##### Dataset excerpts

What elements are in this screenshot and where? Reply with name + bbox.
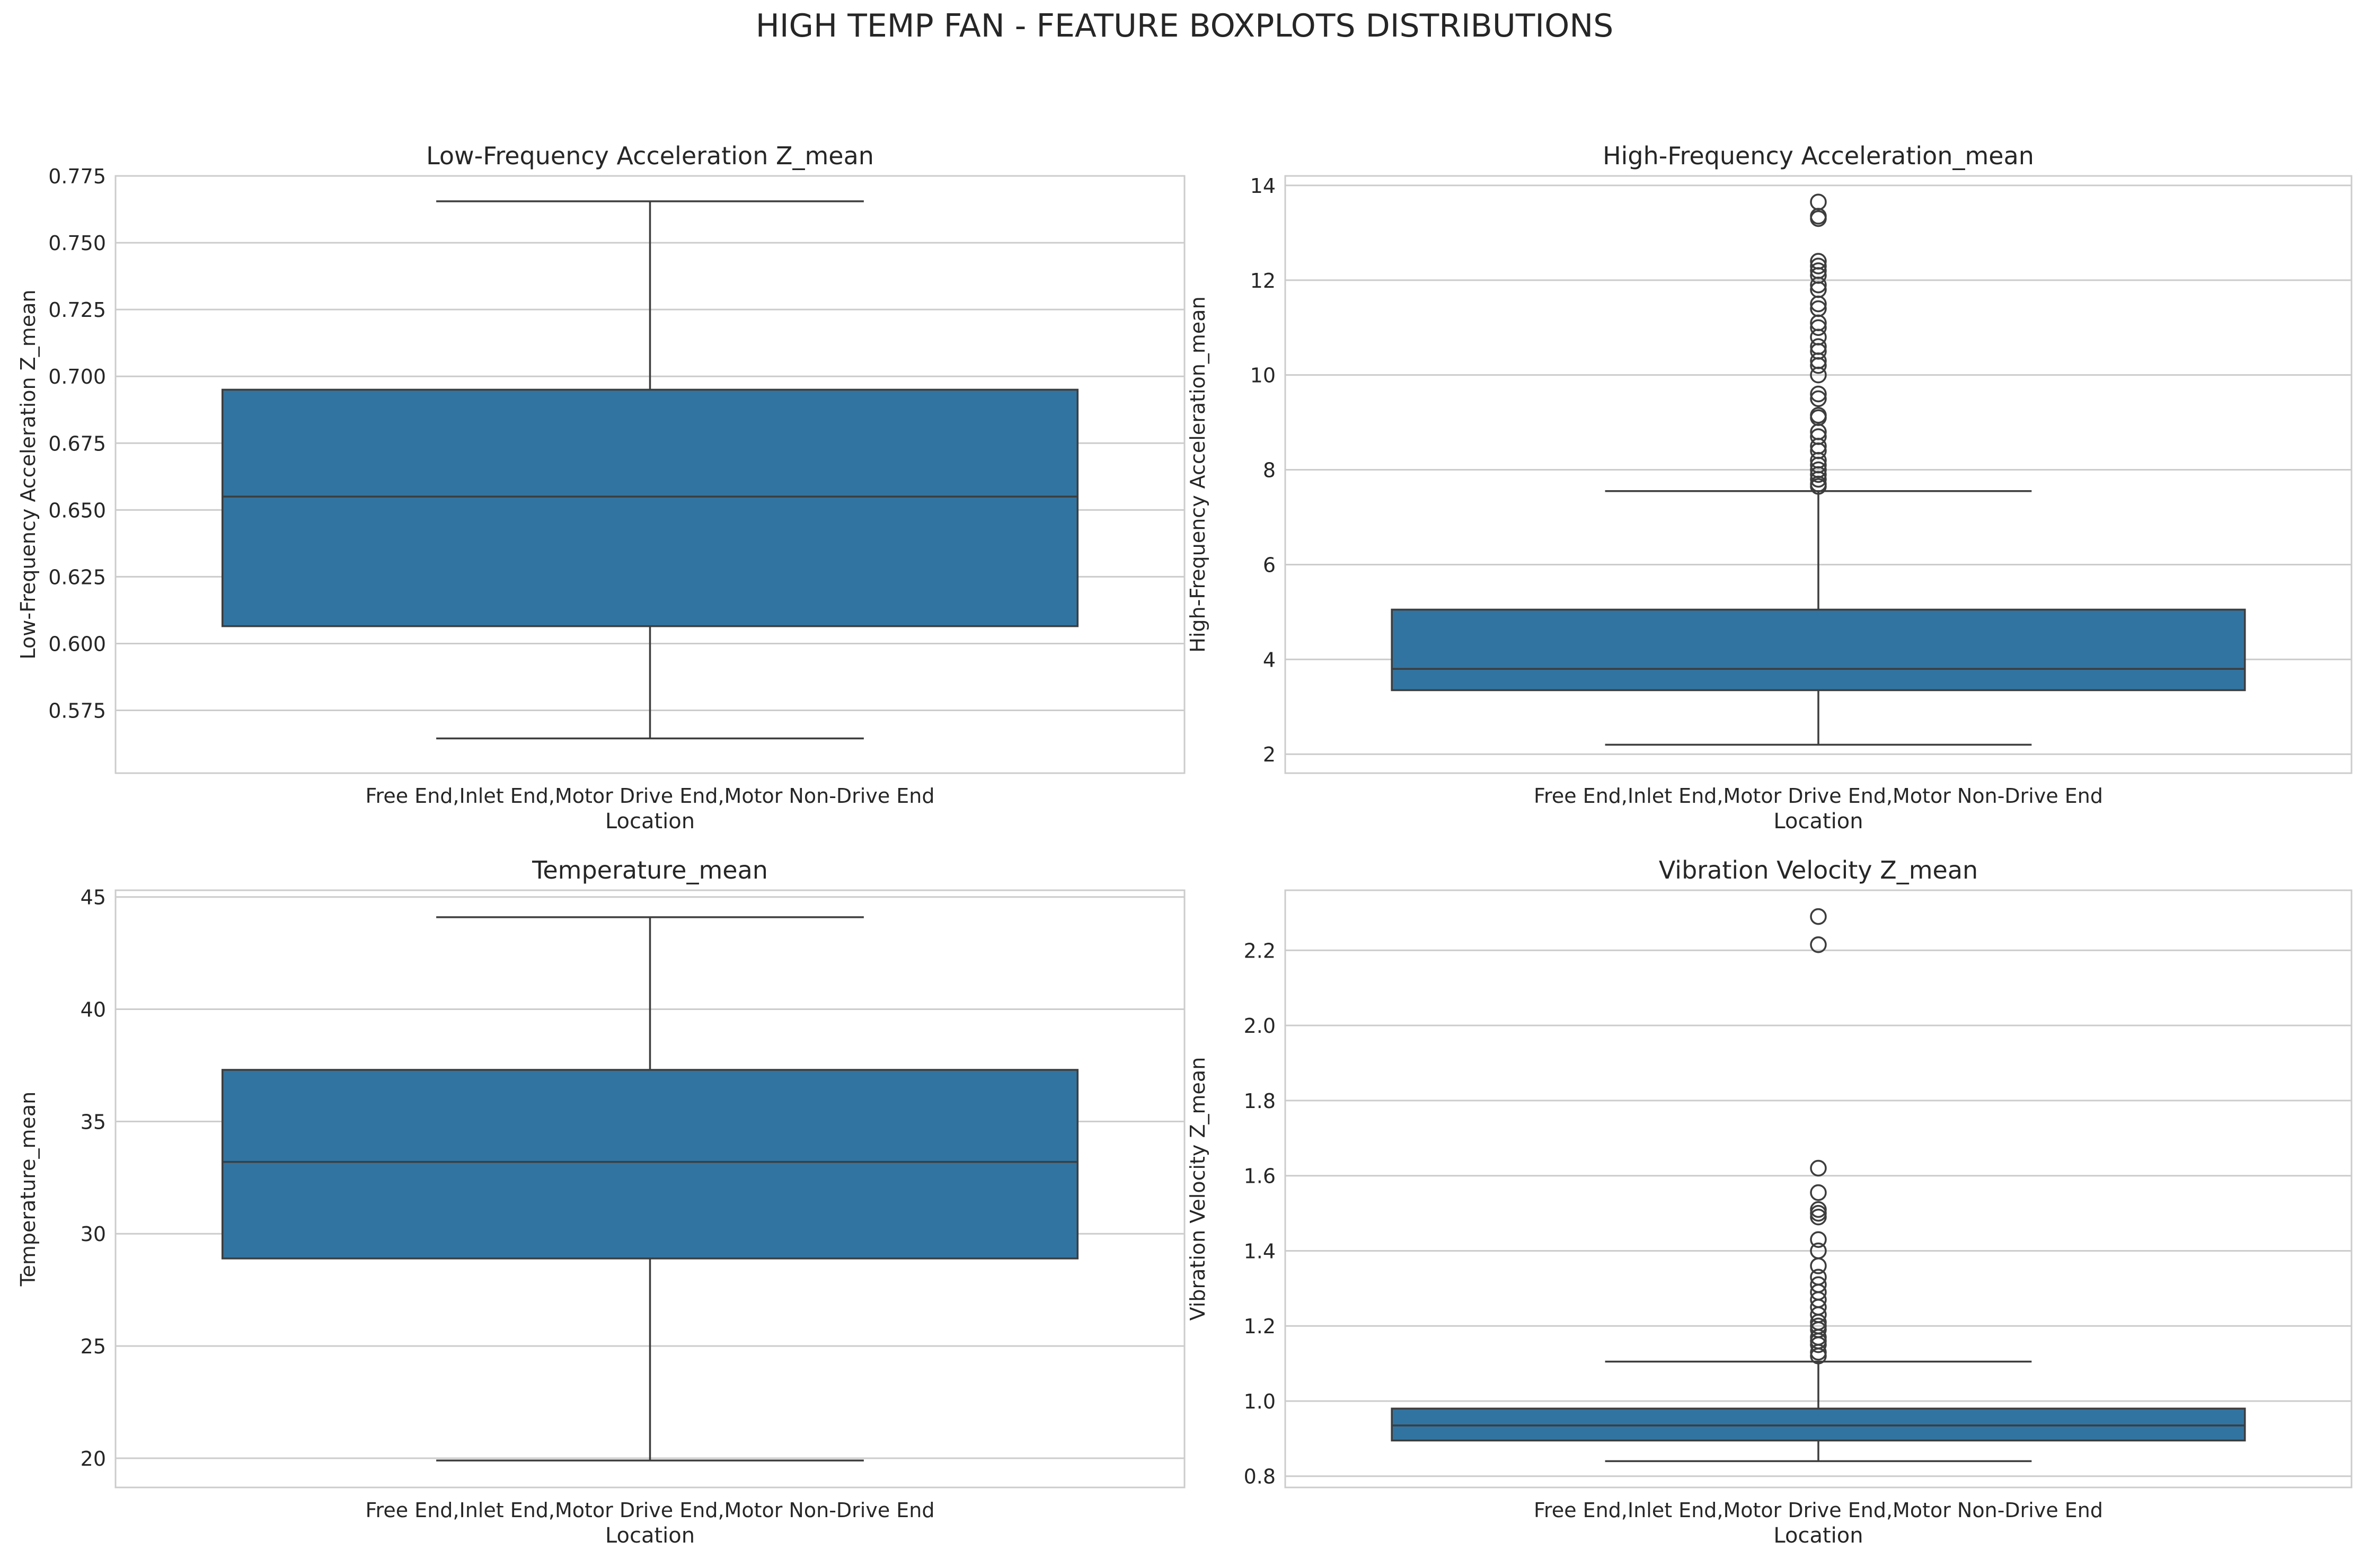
outlier-point: [1810, 193, 1827, 210]
y-tick-label: 0.600: [48, 632, 106, 655]
x-axis-label: Location: [1773, 809, 1863, 834]
y-tick-label: 1.6: [1244, 1165, 1276, 1188]
y-tick-label: 0.675: [48, 432, 106, 455]
outlier-point: [1810, 936, 1827, 953]
y-tick-label: 1.0: [1244, 1390, 1276, 1413]
outlier-point: [1810, 258, 1827, 274]
outlier-point: [1810, 1231, 1827, 1248]
y-tick-label: 0.700: [48, 365, 106, 388]
x-tick-label: Free End,Inlet End,Motor Drive End,Motor…: [1534, 1499, 2103, 1522]
y-tick-label: 2.2: [1244, 939, 1276, 962]
y-tick-label: 10: [1250, 364, 1276, 387]
x-tick-label: Free End,Inlet End,Motor Drive End,Motor…: [1534, 784, 2103, 808]
outlier-point: [1810, 253, 1827, 270]
subplot-title: Temperature_mean: [532, 856, 768, 884]
outlier-point: [1810, 908, 1827, 925]
y-axis-label: Temperature_mean: [16, 1092, 40, 1287]
outlier-point: [1810, 1257, 1827, 1274]
x-axis-label: Location: [605, 1523, 695, 1548]
iqr-box: [1391, 1407, 2246, 1442]
y-tick-label: 6: [1263, 553, 1276, 577]
outlier-point: [1810, 461, 1827, 479]
y-tick-label: 0.750: [48, 232, 106, 255]
y-axis-label: Low-Frequency Acceleration Z_mean: [16, 290, 40, 660]
y-tick-label: 2.0: [1244, 1014, 1276, 1038]
subplot-temperature: 20 25 30 35 40 45 Temperature_mean Free End,Inl…: [16, 856, 1186, 1548]
y-tick-label: 1.2: [1244, 1315, 1276, 1338]
y-tick-label: 2: [1263, 743, 1276, 766]
y-axis-label: High-Frequency Acceleration_mean: [1186, 296, 1209, 652]
x-tick-label: Free End,Inlet End,Motor Drive End,Motor…: [365, 784, 934, 808]
outlier-point: [1810, 1269, 1827, 1286]
x-tick-label: Free End,Inlet End,Motor Drive End,Motor…: [365, 1499, 934, 1522]
x-axis-label: Location: [1773, 1523, 1863, 1548]
outlier-point: [1810, 262, 1827, 279]
outlier-point: [1810, 1276, 1827, 1293]
y-tick-label: 1.8: [1244, 1089, 1276, 1113]
outlier-point: [1810, 300, 1827, 317]
y-tick-label: 35: [81, 1110, 106, 1133]
plot-frame: [114, 889, 1186, 1489]
outlier-point: [1810, 319, 1827, 336]
subplot-low-freq-accel-z: 0.575 0.600 0.625 0.650 0.675 0.700 0.725 0.750…: [16, 141, 1186, 834]
y-tick-label: 14: [1250, 174, 1276, 198]
plot-frame: [1284, 175, 2353, 774]
outlier-point: [1810, 338, 1827, 355]
outlier-point: [1810, 385, 1827, 403]
outlier-point: [1810, 1204, 1827, 1222]
y-tick-label: 0.8: [1244, 1465, 1276, 1489]
outlier-point: [1810, 1201, 1827, 1218]
y-tick-label: 0.575: [48, 699, 106, 723]
subplot-high-freq-accel: 2 4 6 8 10 12 14 High-Frequency Acceleration_me…: [1186, 141, 2353, 834]
iqr-box: [221, 388, 1079, 627]
subplot-title: Vibration Velocity Z_mean: [1659, 856, 1978, 884]
plot-frame: [114, 175, 1186, 774]
y-tick-label: 0.775: [48, 165, 106, 188]
outlier-point: [1810, 428, 1827, 445]
y-tick-label: 8: [1263, 459, 1276, 482]
y-tick-label: 0.725: [48, 298, 106, 322]
outlier-point: [1810, 390, 1827, 407]
subplot-title: Low-Frequency Acceleration Z_mean: [426, 141, 874, 170]
y-tick-label: 0.625: [48, 565, 106, 589]
outlier-point: [1810, 1242, 1827, 1260]
outlier-point: [1810, 406, 1827, 424]
outlier-point: [1810, 1184, 1827, 1201]
outlier-point: [1810, 1159, 1827, 1177]
y-tick-label: 20: [81, 1447, 106, 1470]
y-tick-label: 12: [1250, 269, 1276, 293]
y-tick-label: 25: [81, 1335, 106, 1358]
iqr-box: [221, 1069, 1079, 1260]
y-tick-label: 30: [81, 1222, 106, 1246]
y-tick-label: 40: [81, 998, 106, 1022]
y-tick-label: 4: [1263, 648, 1276, 671]
y-axis-label: Vibration Velocity Z_mean: [1186, 1057, 1209, 1321]
subplot-title: High-Frequency Acceleration_mean: [1603, 141, 2034, 170]
figure-title: HIGH TEMP FAN - FEATURE BOXPLOTS DISTRIB…: [755, 7, 1614, 45]
y-tick-label: 0.650: [48, 499, 106, 522]
y-tick-label: 45: [81, 886, 106, 909]
x-axis-label: Location: [605, 809, 695, 834]
plot-frame: [1284, 889, 2353, 1489]
subplot-vibration-velocity-z: 0.8 1.0 1.2 1.4 1.6 1.8 2.0 2.2 Vibration Veloci…: [1186, 856, 2353, 1548]
iqr-box: [1391, 608, 2246, 692]
y-tick-label: 1.4: [1244, 1239, 1276, 1263]
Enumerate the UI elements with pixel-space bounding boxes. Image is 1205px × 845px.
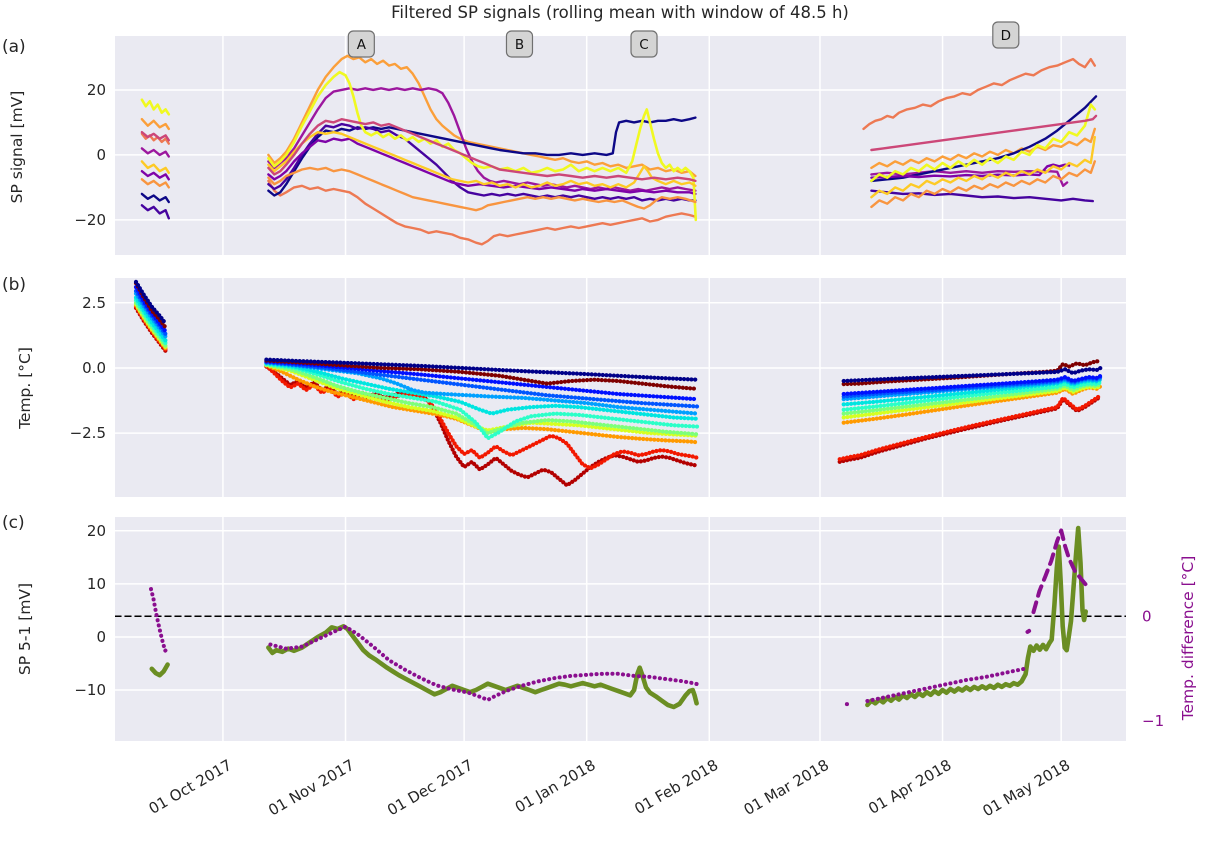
panel-b: 2.5 0.0 −2.5 Temp. [°C] (b) (2, 275, 1126, 497)
series-temp-navy (133, 279, 168, 326)
series-temp-difference-dotted (865, 666, 1028, 703)
series-sp-amber (140, 160, 170, 174)
series-sp-coral (267, 179, 697, 246)
series-sp-coral (862, 57, 1096, 131)
annotation-label-B: B (515, 37, 524, 53)
annotation-box-C (630, 30, 658, 58)
series-sp-yellow (267, 70, 698, 222)
series-sp-5-1-olive (865, 525, 1088, 708)
y-axis-label-a: SP signal [mV] (8, 91, 26, 204)
series-temp-spring (841, 380, 1103, 412)
series-sp-violet (870, 163, 1071, 179)
series-sp-amber (870, 135, 1096, 199)
series-sp-magenta (140, 147, 170, 158)
series-temp-difference-dashed (1031, 528, 1089, 615)
series-temp-spring (264, 361, 700, 441)
panel-letter-c: (c) (2, 513, 25, 533)
panel-letter-a: (a) (2, 37, 26, 57)
panel-a-background (115, 36, 1126, 255)
x-tick-label: 01 Feb 2018 (631, 756, 721, 818)
series-sp-orange (870, 127, 1096, 170)
y-tick-label: −2.5 (70, 424, 106, 442)
right-y-tick-label: 0 (1142, 607, 1152, 625)
series-sp-orange (267, 54, 697, 178)
right-y-tick-label: −1 (1142, 712, 1164, 730)
panel-a-data (140, 54, 1098, 246)
y-axis-label-b: Temp. [°C] (16, 347, 34, 430)
series-temp-navy (841, 365, 1103, 384)
right-y-axis-label: Temp. difference [°C] (1179, 556, 1197, 722)
x-tick-label: 01 Mar 2018 (741, 756, 832, 819)
y-tick-label: 0.0 (82, 359, 106, 377)
series-sp-navy (140, 192, 170, 204)
series-sp-pink (870, 114, 1098, 152)
chart-title: Filtered SP signals (rolling mean with w… (391, 3, 849, 22)
series-sp-5-1-olive (149, 662, 170, 678)
series-sp-tangerine (870, 160, 1096, 209)
y-tick-label: 0 (96, 628, 106, 646)
series-temp-blue (264, 359, 700, 402)
y-tick-label: 10 (87, 575, 106, 593)
y-tick-label: 2.5 (82, 294, 106, 312)
x-axis-labels: 01 Oct 2017 01 Nov 2017 01 Dec 2017 01 Jan … (146, 756, 1074, 820)
series-temp-navy (264, 357, 700, 382)
series-sp-violet (267, 137, 697, 196)
panel-c: 20 10 0 −10 SP 5-1 [mV] (c) 0 −1 Temp. differenc… (2, 513, 1197, 741)
series-sp-tangerine (140, 178, 170, 189)
panel-c-data (115, 525, 1126, 710)
y-tick-label: −10 (74, 681, 106, 699)
series-temp-red (264, 363, 700, 471)
y-tick-label: 20 (87, 81, 106, 99)
annotation-box-D (992, 21, 1020, 49)
series-sp-indigo (140, 204, 170, 220)
series-temp-cyan (133, 295, 168, 343)
series-temp-maroon (264, 358, 700, 391)
series-sp-magenta (267, 87, 697, 192)
panel-c-background (115, 517, 1126, 741)
chart-panels: 20 0 −20 SP signal [mV] (a) A B C D 2.5 0.0 −2.5 Tem… (2, 21, 1197, 820)
x-tick-label: 01 Apr 2018 (865, 756, 954, 818)
y-tick-label: 0 (96, 146, 106, 164)
panel-letter-b: (b) (2, 275, 26, 295)
x-tick-label: 01 Oct 2017 (146, 756, 235, 818)
series-sp-violet (140, 170, 170, 181)
x-tick-label: 01 Dec 2017 (384, 756, 476, 820)
y-tick-label: −20 (74, 211, 106, 229)
series-sp-coral (140, 132, 170, 145)
series-temp-cyan (264, 361, 700, 421)
series-sp-yellow (870, 103, 1097, 183)
annotation-box-B (505, 30, 534, 58)
y-axis-label-c: SP 5-1 [mV] (16, 583, 34, 675)
series-sp-pink (140, 131, 170, 142)
annotation-label-A: A (357, 37, 367, 53)
x-tick-label: 01 Nov 2017 (265, 756, 357, 820)
series-temp-difference-dotted (149, 587, 170, 653)
series-sp-orange (140, 118, 170, 131)
series-sp-yellow (140, 98, 171, 116)
panel-b-data (133, 279, 1103, 488)
series-temp-green (264, 362, 700, 437)
panel-a: 20 0 −20 SP signal [mV] (a) A B C D (2, 21, 1126, 255)
annotation-box-A (347, 30, 375, 58)
series-temp-royal (264, 360, 700, 409)
series-sp-pink (267, 118, 697, 183)
series-sp-5-1-olive (266, 624, 699, 710)
series-sp-indigo (267, 122, 697, 202)
annotation-label-D: D (1001, 28, 1011, 44)
x-tick-label: 01 Jan 2018 (512, 756, 599, 817)
annotation-label-C: C (639, 37, 648, 53)
series-temp-difference-dashed (1025, 628, 1032, 634)
series-sp-tangerine (267, 166, 697, 212)
x-tick-label: 01 May 2018 (979, 756, 1073, 820)
series-temp-difference-dotted (268, 624, 700, 702)
series-temp-blue (841, 373, 1103, 397)
series-sp-magenta (870, 170, 1069, 187)
y-tick-label: 20 (87, 522, 106, 540)
series-temp-red (837, 393, 1103, 462)
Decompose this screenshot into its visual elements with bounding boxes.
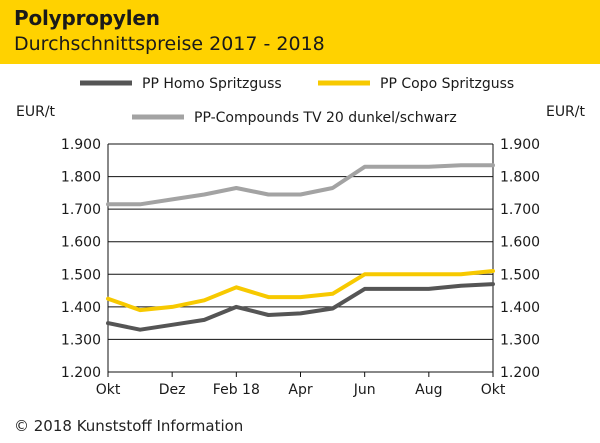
y-tick-label-left: 1.900 [61, 137, 101, 153]
series-line-compounds [106, 163, 495, 207]
y-tick-labels: 1.900 1.900 1.800 1.800 1.700 1.700 1.600 1.600… [61, 137, 540, 381]
x-tick-label: Okt [481, 382, 506, 398]
y-tick-label-right: 1.600 [500, 235, 540, 251]
y-tick-label-right: 1.500 [500, 267, 540, 283]
x-tick-labels: Okt Dez Feb 18 Apr Jun Aug Okt [96, 382, 506, 398]
y-tick-label-left: 1.800 [61, 170, 101, 186]
series-lines [106, 163, 495, 332]
header-banner: Polypropylen Durchschnittspreise 2017 - … [0, 0, 600, 64]
y-tick-label-left: 1.200 [61, 365, 101, 381]
y-tick-label-left: 1.700 [61, 202, 101, 218]
series-line-copo [106, 269, 495, 313]
y-tick-label-left: 1.400 [61, 300, 101, 316]
x-tick-label: Feb 18 [213, 382, 260, 398]
y-tick-label-right: 1.200 [500, 365, 540, 381]
line-chart: PP Homo Spritzguss PP Copo Spritzguss PP… [16, 76, 586, 398]
series-line-homo [106, 282, 495, 332]
y-tick-label-right: 1.900 [500, 137, 540, 153]
y-axis-unit-left: EUR/t [16, 104, 56, 120]
y-tick-label-right: 1.800 [500, 170, 540, 186]
chart-subtitle: Durchschnittspreise 2017 - 2018 [14, 33, 325, 55]
y-tick-label-right: 1.700 [500, 202, 540, 218]
x-tick-label: Dez [159, 382, 186, 398]
copyright-notice: © 2018 Kunststoff Information [14, 417, 244, 435]
x-tick-label: Jun [353, 382, 376, 398]
x-tick-label: Apr [288, 382, 312, 398]
y-tick-label-right: 1.300 [500, 332, 540, 348]
y-tick-label-left: 1.600 [61, 235, 101, 251]
legend: PP Homo Spritzguss PP Copo Spritzguss PP… [80, 76, 514, 126]
chart-title: Polypropylen [14, 6, 160, 30]
y-tick-label-left: 1.300 [61, 332, 101, 348]
legend-label-homo: PP Homo Spritzguss [142, 76, 282, 92]
grid-lines [107, 143, 494, 377]
legend-label-copo: PP Copo Spritzguss [380, 76, 514, 92]
legend-label-compounds: PP-Compounds TV 20 dunkel/schwarz [194, 110, 457, 126]
y-tick-label-right: 1.400 [500, 300, 540, 316]
y-tick-label-left: 1.500 [61, 267, 101, 283]
y-axis-unit-right: EUR/t [546, 104, 586, 120]
x-tick-label: Okt [96, 382, 121, 398]
x-tick-label: Aug [415, 382, 442, 398]
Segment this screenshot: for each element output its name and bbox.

##########

## Exercise goal
Copy out the lines of the entries above word for word, from the line containing "y-tick-label-left: 1.900 [61, 137, 101, 153]" through the line containing "y-axis-unit-left: EUR/t [16, 104, 56, 120]", including both of those lines.

## Full response
y-tick-label-left: 1.900 [61, 137, 101, 153]
series-line-compounds [106, 163, 495, 207]
y-tick-labels: 1.900 1.900 1.800 1.800 1.700 1.700 1.600 1.600… [61, 137, 540, 381]
x-tick-label: Okt [481, 382, 506, 398]
y-tick-label-right: 1.600 [500, 235, 540, 251]
y-tick-label-right: 1.500 [500, 267, 540, 283]
x-tick-labels: Okt Dez Feb 18 Apr Jun Aug Okt [96, 382, 506, 398]
y-tick-label-left: 1.800 [61, 170, 101, 186]
series-lines [106, 163, 495, 332]
header-banner: Polypropylen Durchschnittspreise 2017 - … [0, 0, 600, 64]
y-tick-label-left: 1.200 [61, 365, 101, 381]
y-tick-label-left: 1.700 [61, 202, 101, 218]
series-line-copo [106, 269, 495, 313]
y-tick-label-left: 1.400 [61, 300, 101, 316]
x-tick-label: Feb 18 [213, 382, 260, 398]
y-tick-label-right: 1.200 [500, 365, 540, 381]
line-chart: PP Homo Spritzguss PP Copo Spritzguss PP… [16, 76, 586, 398]
series-line-homo [106, 282, 495, 332]
y-tick-label-right: 1.900 [500, 137, 540, 153]
y-axis-unit-left: EUR/t [16, 104, 56, 120]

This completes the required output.